(Data excerpts)
___

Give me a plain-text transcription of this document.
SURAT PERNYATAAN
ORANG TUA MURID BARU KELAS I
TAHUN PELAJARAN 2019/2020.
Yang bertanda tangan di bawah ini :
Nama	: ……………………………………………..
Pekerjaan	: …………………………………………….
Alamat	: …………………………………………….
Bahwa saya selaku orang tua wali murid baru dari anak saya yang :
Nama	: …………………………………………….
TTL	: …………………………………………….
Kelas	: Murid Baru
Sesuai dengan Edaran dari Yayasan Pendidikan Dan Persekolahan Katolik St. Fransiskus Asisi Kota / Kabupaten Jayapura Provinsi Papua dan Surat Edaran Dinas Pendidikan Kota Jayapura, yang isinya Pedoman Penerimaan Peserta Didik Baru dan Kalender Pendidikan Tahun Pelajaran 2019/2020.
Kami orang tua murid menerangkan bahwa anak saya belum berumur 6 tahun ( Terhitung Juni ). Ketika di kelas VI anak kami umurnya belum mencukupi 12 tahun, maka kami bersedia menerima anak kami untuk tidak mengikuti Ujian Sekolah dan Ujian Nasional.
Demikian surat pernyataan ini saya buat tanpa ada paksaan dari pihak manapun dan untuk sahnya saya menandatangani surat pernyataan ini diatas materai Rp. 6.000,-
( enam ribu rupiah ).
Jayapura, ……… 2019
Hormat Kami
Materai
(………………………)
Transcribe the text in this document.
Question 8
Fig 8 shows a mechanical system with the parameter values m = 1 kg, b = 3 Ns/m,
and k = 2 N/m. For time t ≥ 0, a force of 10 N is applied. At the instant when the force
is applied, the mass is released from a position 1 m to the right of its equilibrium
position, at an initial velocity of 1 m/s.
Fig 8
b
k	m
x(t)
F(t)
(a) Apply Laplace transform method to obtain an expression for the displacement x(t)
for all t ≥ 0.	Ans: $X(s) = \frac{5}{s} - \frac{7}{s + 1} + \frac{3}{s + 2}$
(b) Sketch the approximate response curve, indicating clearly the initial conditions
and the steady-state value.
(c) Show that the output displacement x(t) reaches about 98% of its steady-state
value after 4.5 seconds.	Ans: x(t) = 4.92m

___

### WRITTEN INSTRUCTION
Looking back at the lines above, state how many contain the word "displacement", and supply nothing besides the number.

### TASK ANSWER
2